■ **Aim of the task**:
Render as a Markdown table with the columns Nr and Entry, one row per line and blank lines omitted, the material starting at the line containing "shelf-icon[interactable]: ◉ (212, 12, 225, 29)" and ending at the line containing "attr-field[interactable]: 16.98 (585, 78, 609, 85)".
[start Available data]
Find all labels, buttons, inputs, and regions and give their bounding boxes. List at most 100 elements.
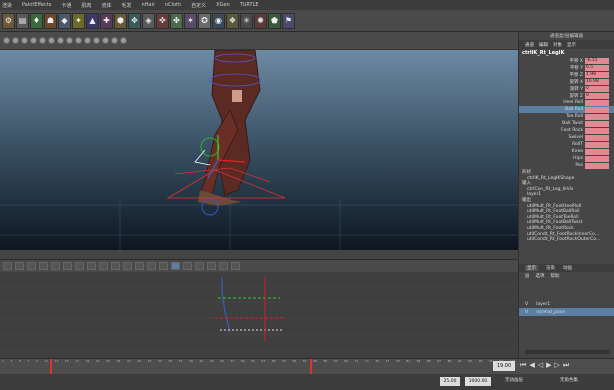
shelf-icon[interactable]: ◉ (212, 12, 225, 29)
attr-row[interactable]: 旋转 Y0 (519, 85, 614, 92)
shelf-icon[interactable]: ✦ (72, 12, 85, 29)
viewport-3d[interactable] (0, 50, 518, 250)
attr-row[interactable]: RollT (519, 141, 614, 148)
gate-icon[interactable] (84, 37, 91, 44)
attr-field[interactable]: 16.98 (585, 78, 609, 85)
clamped-tangent-icon[interactable] (87, 262, 96, 270)
attr-field[interactable] (585, 120, 609, 127)
safe-area-icon[interactable] (102, 37, 109, 44)
attr-row[interactable]: Hips (519, 155, 614, 162)
attr-field[interactable]: 6.5 (585, 64, 609, 71)
output-node[interactable]: utilCondt_Rt_FootRockOuterCo... (519, 237, 614, 243)
shaded-icon[interactable] (30, 37, 37, 44)
go-end-icon[interactable]: ⏭ (563, 361, 569, 370)
grid-icon[interactable] (12, 37, 19, 44)
shelf-icon[interactable]: ▤ (16, 12, 29, 29)
anim-curves[interactable] (215, 277, 285, 342)
menu-channels[interactable]: 通道 (525, 42, 534, 48)
range-end-field[interactable]: 1000.00 (465, 377, 491, 386)
shelf-icon[interactable]: ⬢ (114, 12, 127, 29)
menu-options[interactable]: 选项 (536, 273, 545, 279)
layer-name[interactable]: layer1 (536, 302, 550, 307)
menu-help[interactable]: 帮助 (551, 273, 560, 279)
attr-row[interactable]: Swivel (519, 134, 614, 141)
attr-field[interactable] (585, 141, 609, 148)
menu-edit[interactable]: 编辑 (539, 42, 548, 48)
menu-item[interactable]: 自定义 (191, 2, 206, 9)
shelf-icon[interactable]: ⚙ (2, 12, 15, 29)
shelf-icon[interactable]: ⚑ (282, 12, 295, 29)
range-start-field[interactable]: 25.00 (440, 377, 460, 386)
lights-icon[interactable] (48, 37, 55, 44)
shelf-icon[interactable]: ✺ (254, 12, 267, 29)
shelf-icon[interactable]: ✪ (198, 12, 211, 29)
plateau-tangent-icon[interactable] (135, 262, 144, 270)
anim-layer-dropdown[interactable]: 无动画层 (505, 377, 523, 383)
tab-display[interactable]: 显示 (525, 265, 538, 271)
attr-row[interactable]: Pos (519, 162, 614, 169)
move-key-icon[interactable] (3, 262, 12, 270)
play-icon[interactable]: ▶ (546, 361, 551, 370)
shelf-icon[interactable]: ❖ (226, 12, 239, 29)
shelf-icon[interactable]: ✳ (240, 12, 253, 29)
play-back-icon[interactable]: ◁ (538, 361, 543, 370)
character-legs[interactable] (198, 50, 261, 206)
step-back-icon[interactable]: ◀ (529, 361, 534, 370)
attr-row[interactable]: 平移 X -6.55 (519, 57, 614, 64)
step-tangent-icon[interactable] (123, 262, 132, 270)
post-infinity-icon[interactable] (195, 262, 204, 270)
tab-anim[interactable]: 动画 (563, 265, 572, 271)
menu-item[interactable]: PaintEffects (22, 2, 51, 8)
attr-field[interactable] (585, 155, 609, 162)
attr-field[interactable]: -6.55 (585, 57, 609, 64)
frame-selected-icon[interactable] (120, 37, 127, 44)
character-set-dropdown[interactable]: 无角色集 (560, 377, 578, 383)
isolate-icon[interactable] (75, 37, 82, 44)
step-forward-icon[interactable]: ▷ (554, 361, 559, 370)
spline-tangent-icon[interactable] (75, 262, 84, 270)
center-icon[interactable] (63, 262, 72, 270)
shelf-icon[interactable]: ◈ (142, 12, 155, 29)
xray-icon[interactable] (66, 37, 73, 44)
attr-row[interactable]: 旋转 X 16.98 (519, 78, 614, 85)
shelf-icon[interactable]: ✤ (170, 12, 183, 29)
menu-item[interactable]: 流体 (101, 2, 111, 9)
attr-row[interactable]: Knee (519, 148, 614, 155)
break-tangent-icon[interactable] (147, 262, 156, 270)
select-key-icon[interactable] (171, 262, 180, 270)
attr-row[interactable]: Toe Roll (519, 113, 614, 120)
menu-layers[interactable]: 层 (525, 273, 530, 279)
current-frame-field[interactable]: 19.00 (493, 361, 515, 371)
shelf-icon[interactable]: ☗ (44, 12, 57, 29)
shelf-icon[interactable]: ◆ (58, 12, 71, 29)
insert-key-icon[interactable] (15, 262, 24, 270)
menu-item[interactable]: 卡通 (61, 2, 71, 9)
layer-row[interactable]: V layer1 (519, 300, 614, 308)
attr-field[interactable]: 0 (585, 92, 609, 99)
resolution-icon[interactable] (93, 37, 100, 44)
attr-row-selected[interactable]: Ball Roll (519, 106, 614, 113)
attr-field[interactable] (585, 148, 609, 155)
menu-item[interactable]: nCloth (165, 2, 181, 8)
shelf-icon[interactable]: ⬟ (268, 12, 281, 29)
frame-playback-icon[interactable] (51, 262, 60, 270)
menu-item[interactable]: XGen (216, 2, 230, 8)
attr-row[interactable]: 旋转 Z0 (519, 92, 614, 99)
attr-field[interactable] (585, 134, 609, 141)
visibility-toggle[interactable]: V (525, 310, 528, 315)
linear-tangent-icon[interactable] (99, 262, 108, 270)
frame-all-icon[interactable] (111, 37, 118, 44)
menu-item[interactable]: 毛发 (121, 2, 131, 9)
shelf-icon[interactable]: ✶ (184, 12, 197, 29)
pre-infinity-icon[interactable] (183, 262, 192, 270)
attr-row[interactable]: Heel Roll (519, 99, 614, 106)
graph-editor[interactable] (0, 272, 518, 358)
shadows-icon[interactable] (57, 37, 64, 44)
buffer-icon[interactable] (207, 262, 216, 270)
wireframe-icon[interactable] (21, 37, 28, 44)
attr-row[interactable]: 平移 Z 1.98 (519, 71, 614, 78)
go-start-icon[interactable]: ⏮ (520, 361, 526, 370)
camera-icon[interactable] (3, 37, 10, 44)
attr-row[interactable]: Foot Rock (519, 127, 614, 134)
menu-item[interactable]: 渲染 (2, 2, 12, 9)
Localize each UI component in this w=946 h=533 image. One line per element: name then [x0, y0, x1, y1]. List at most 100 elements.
[end Available data]
■ **Exercise output**:
| Nr | Entry |
|---|---|
| 1 | shelf-icon[interactable]: ◉ (212, 12, 225, 29) |
| 2 | attr-row[interactable]: 旋转 Y0 (519, 85, 614, 92) |
| 3 | shelf-icon[interactable]: ✦ (72, 12, 85, 29) |
| 4 | viewport-3d[interactable] (0, 50, 518, 250) |
| 5 | attr-row[interactable]: RollT (519, 141, 614, 148) |
| 6 | gate-icon[interactable] (84, 37, 91, 44) |
| 7 | attr-field[interactable]: 16.98 (585, 78, 609, 85) |